**WORK INSTRUCTION:**
Pictures appear among the records. Write out all else exactly as it stands.

**Document page records:**
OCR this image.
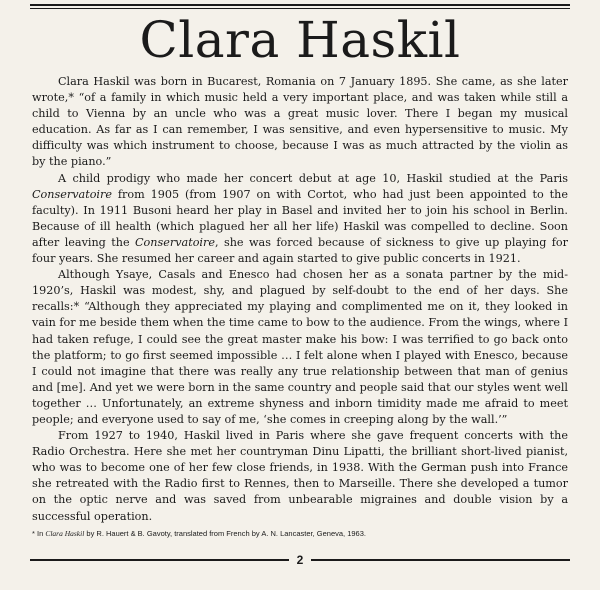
Clara Haskil

Clara Haskil was born in Bucarest, Romania on 7 January 1895. She came, as she later wrote,* “of a family in which music held a very important place, and was taken while still a child to Vienna by an uncle who was a great music lover. There I began my musical education. As far as I can remember, I was sensitive, and even hypersensitive to music. My difficulty was which instrument to choose, because I was as much attracted by the violin as by the piano.”

A child prodigy who made her concert debut at age 10, Haskil studied at the Paris Conservatoire from 1905 (from 1907 on with Cortot, who had just been appointed to the faculty). In 1911 Busoni heard her play in Basel and invited her to join his school in Berlin. Because of ill health (which plagued her all her life) Haskil was compelled to decline. Soon after leaving the Conservatoire, she was forced because of sickness to give up playing for four years. She resumed her career and again started to give public concerts in 1921.

Although Ysaye, Casals and Enesco had chosen her as a sonata partner by the mid-1920’s, Haskil was modest, shy, and plagued by self-doubt to the end of her days. She recalls:* “Although they appreciated my playing and complimented me on it, they looked in vain for me beside them when the time came to bow to the audience. From the wings, where I had taken refuge, I could see the great master make his bow: I was terrified to go back onto the platform; to go first seemed impossible … I felt alone when I played with Enesco, because I could not imagine that there was really any true relationship between that man of genius and [me]. And yet we were born in the same country and people said that our styles went well together … Unfortunately, an extreme shyness and inborn timidity made me afraid to meet people; and everyone used to say of me, ‘she comes in creeping along by the wall.’”

From 1927 to 1940, Haskil lived in Paris where she gave frequent concerts with the Radio Orchestra. Here she met her countryman Dinu Lipatti, the brilliant short-lived pianist, who was to become one of her few close friends, in 1938. With the German push into France she retreated with the Radio first to Rennes, then to Marseille. There she developed a tumor on the optic nerve and was saved from unbearable migraines and double vision by a successful operation.

* In Clara Haskil by R. Hauert & B. Gavoty, translated from French by A. N. Lancaster, Geneva, 1963.
2
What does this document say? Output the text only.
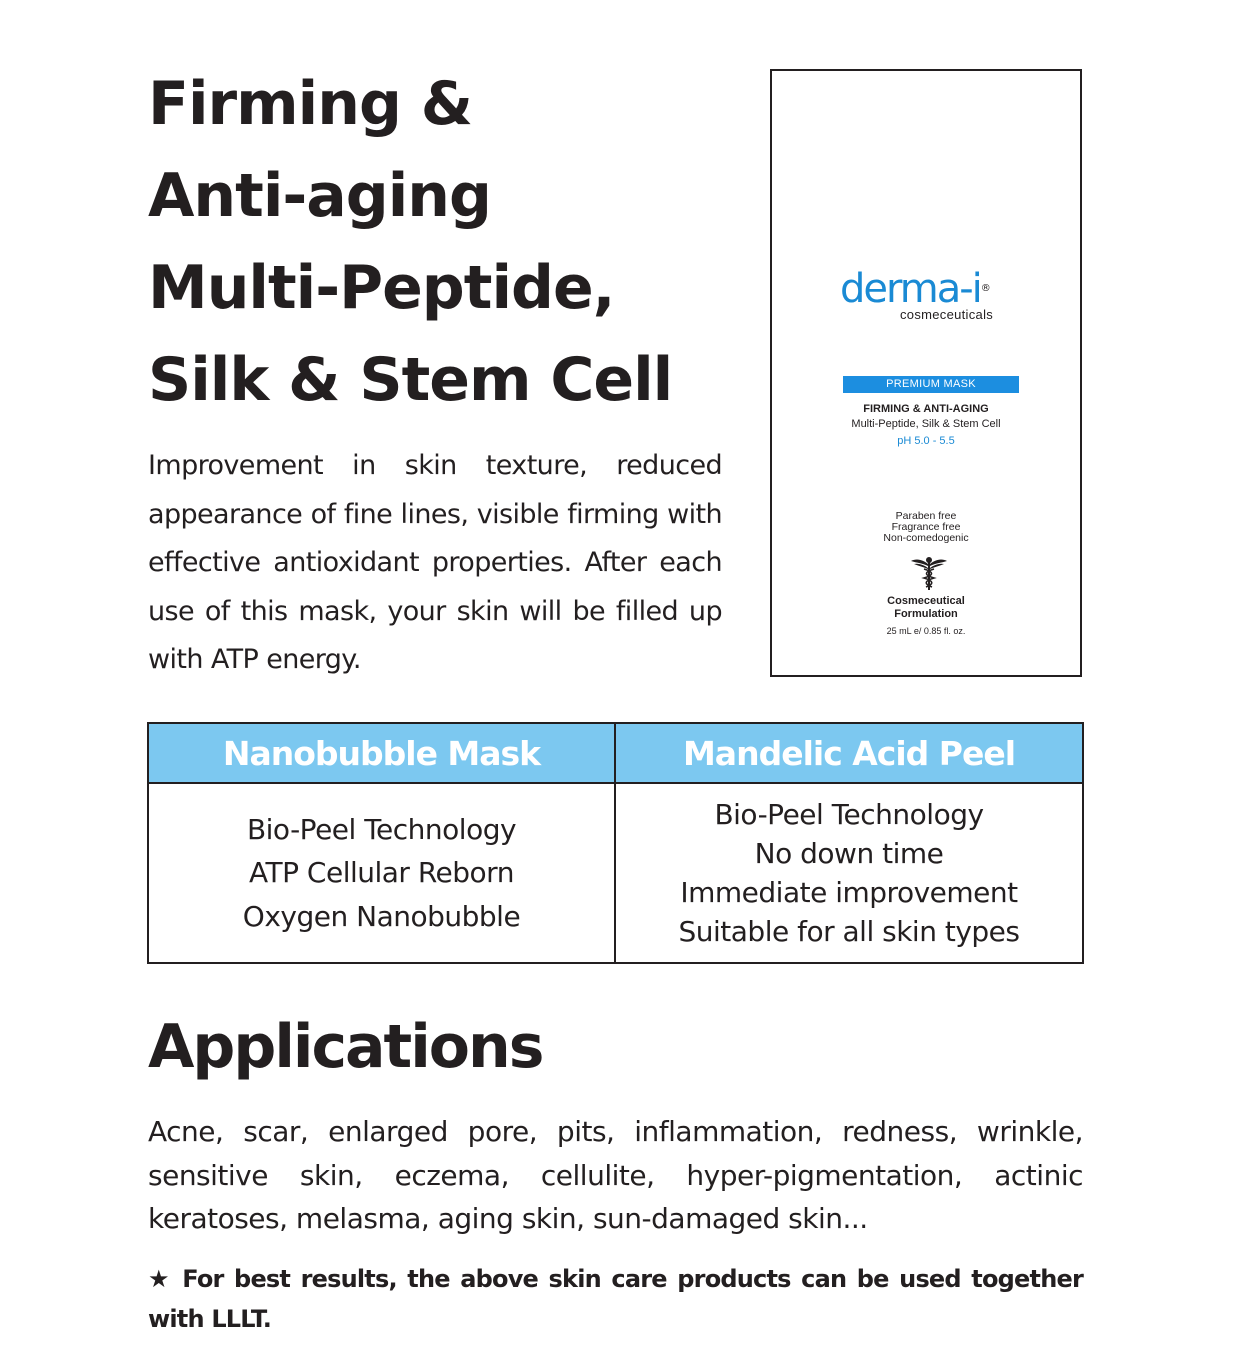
Firming &
Anti-aging
Multi-Peptide,
Silk & Stem Cell

Improvement in skin texture, reduced appearance of fine lines, visible firming with effective antioxidant properties. After each use of this mask, your skin will be filled up with ATP energy.

derma-i®
cosmeceuticals
PREMIUM MASK
FIRMING & ANTI-AGING
Multi-Peptide, Silk & Stem Cell
pH 5.0 - 5.5
Paraben free
Fragrance free
Non-comedogenic
Cosmeceutical
Formulation
25 mL e/ 0.85 fl. oz.
Nanobubble Mask	Mandelic Acid Peel
Bio-Peel Technology
ATP Cellular Reborn
Oxygen Nanobubble
Bio-Peel Technology
No down time
Immediate improvement
Suitable for all skin types
Applications

Acne, scar, enlarged pore, pits, inflammation, redness, wrinkle, sensitive skin, eczema, cellulite, hyper-pigmentation, actinic keratoses, melasma, aging skin, sun-damaged skin...

★ For best results, the above skin care products can be used together with LLLT.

**ANSWER FOR THE TASK:**
OCR this image.
Clara Haskil

Clara Haskil was born in Bucarest, Romania on 7 January 1895. She came, as she later wrote,* “of a family in which music held a very important place, and was taken while still a child to Vienna by an uncle who was a great music lover. There I began my musical education. As far as I can remember, I was sensitive, and even hypersensitive to music. My difficulty was which instrument to choose, because I was as much attracted by the violin as by the piano.”

A child prodigy who made her concert debut at age 10, Haskil studied at the Paris Conservatoire from 1905 (from 1907 on with Cortot, who had just been appointed to the faculty). In 1911 Busoni heard her play in Basel and invited her to join his school in Berlin. Because of ill health (which plagued her all her life) Haskil was compelled to decline. Soon after leaving the Conservatoire, she was forced because of sickness to give up playing for four years. She resumed her career and again started to give public concerts in 1921.

Although Ysaye, Casals and Enesco had chosen her as a sonata partner by the mid-1920’s, Haskil was modest, shy, and plagued by self-doubt to the end of her days. She recalls:* “Although they appreciated my playing and complimented me on it, they looked in vain for me beside them when the time came to bow to the audience. From the wings, where I had taken refuge, I could see the great master make his bow: I was terrified to go back onto the platform; to go first seemed impossible … I felt alone when I played with Enesco, because I could not imagine that there was really any true relationship between that man of genius and [me]. And yet we were born in the same country and people said that our styles went well together … Unfortunately, an extreme shyness and inborn timidity made me afraid to meet people; and everyone used to say of me, ‘she comes in creeping along by the wall.’”

From 1927 to 1940, Haskil lived in Paris where she gave frequent concerts with the Radio Orchestra. Here she met her countryman Dinu Lipatti, the brilliant short-lived pianist, who was to become one of her few close friends, in 1938. With the German push into France she retreated with the Radio first to Rennes, then to Marseille. There she developed a tumor on the optic nerve and was saved from unbearable migraines and double vision by a successful operation.

* In Clara Haskil by R. Hauert & B. Gavoty, translated from French by A. N. Lancaster, Geneva, 1963.
2
What does this document say? Output the text only.
Firming &
Anti-aging
Multi-Peptide,
Silk & Stem Cell

Improvement in skin texture, reduced appearance of fine lines, visible firming with effective antioxidant properties. After each use of this mask, your skin will be filled up with ATP energy.

derma-i®
cosmeceuticals
PREMIUM MASK
FIRMING & ANTI-AGING
Multi-Peptide, Silk & Stem Cell
pH 5.0 - 5.5
Paraben free
Fragrance free
Non-comedogenic
Cosmeceutical
Formulation
25 mL e/ 0.85 fl. oz.
Nanobubble Mask	Mandelic Acid Peel
Bio-Peel Technology
ATP Cellular Reborn
Oxygen Nanobubble
Bio-Peel Technology
No down time
Immediate improvement
Suitable for all skin types
Applications

Acne, scar, enlarged pore, pits, inflammation, redness, wrinkle, sensitive skin, eczema, cellulite, hyper-pigmentation, actinic keratoses, melasma, aging skin, sun-damaged skin...

★ For best results, the above skin care products can be used together with LLLT.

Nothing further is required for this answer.